This chapter discusses the knowledge of drilling engineering and review the understanding of how drilling operations can influence the pattern and extent of hydraulic fractures. This chapter will draw on the operational considerations introduced in Hydraulic fracturing and the theory introduced in all chapters.

Hydrofractured zone extension

The hydrofracture zone is simply the gross volume of rock at depth that contains fractures generated by the hydraulic fracture stimulation. A shale gas operator will begin by designing a hydrofracture zone based on a given numerical model, or based upon local experience. The zone will be dependent on parameters including hydraulic fracture volume and pressurization rate. The early stage of hydraulic fracture stimulation (i.e. during the first few stages of hydraulic stimulation) will be aimed at validating and/or calibrating the hydrofracture zone model. This can be done using micro-seismic analysis or tilt meters for direct traces; or indirectly using pressure build up, production tests or interference tests (Fisher et al., 2004[1]; Fix et al., 1991[2]; King, 2012[3]; King & Leonard, 2011[4]; Woodroof et al., 2003[5]). Considerable understanding can also be obtained from analysis of core recovered from drilling.

Considerable understanding of the hydrofracture zone has come from microseismic monitoring. Excellent signal strength and high amplitude microseismicity has led to increased precision with respect to the event locations (Detring & Williams-Stroud, 2012[6]). Microseismic mapping demonstrates that an interconnected fracture network of moderate conductivity with a relatively small spacing between fractures is achievable by hydraulic fracturing (Warpinski et al., 2009[7]). The subsequent production from these reservoirs supports both the modelling and the mapping. Maxwell et al. (2011)[8] present results from microseismic measurements integrated with seismic reservoir characterization and injection data to investigate variability in the hydraulic fracture response between three horizontal wells in the Montney shale in NE British Columbia, Canada. Microseismic events occurred from 200 to 1,200 m away from the point of injection (source site). It was observed that hydraulic fractures tended to be asymmetric and grew preferentially towards the low Poisson's ratio region of the shale unit. This is attributed to material property changes and associated lower stresses in these regions.

# TASKS
1. According to the hydrofracture zone passage, how far from the point of injection did microseismic events occur in the Montney shale study?
2. Quote the part of the hydrofracture zone passage that opens with the words containing "This chapter discusses" and closes with "in all chapters.".

# DATASET CONTENT
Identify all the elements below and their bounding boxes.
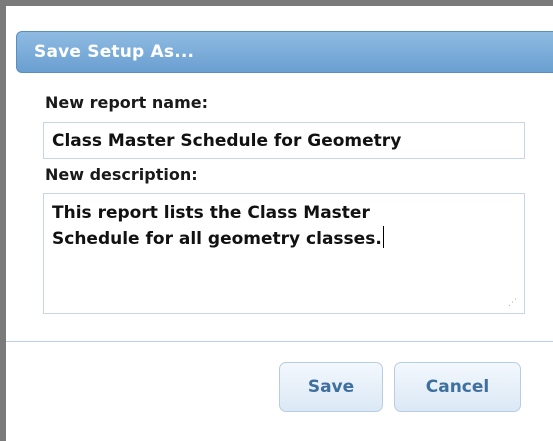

# EXERCISE ANSWERS
1. From 200 to 1,200 m away from the point of injection.

2.
This chapter discusses the knowledge of drilling engineering and review the understanding of how drilling operations can influence the pattern and extent of hydraulic fractures. This chapter will draw on the operational considerations introduced in Hydraulic fracturing and the theory introduced in all chapters.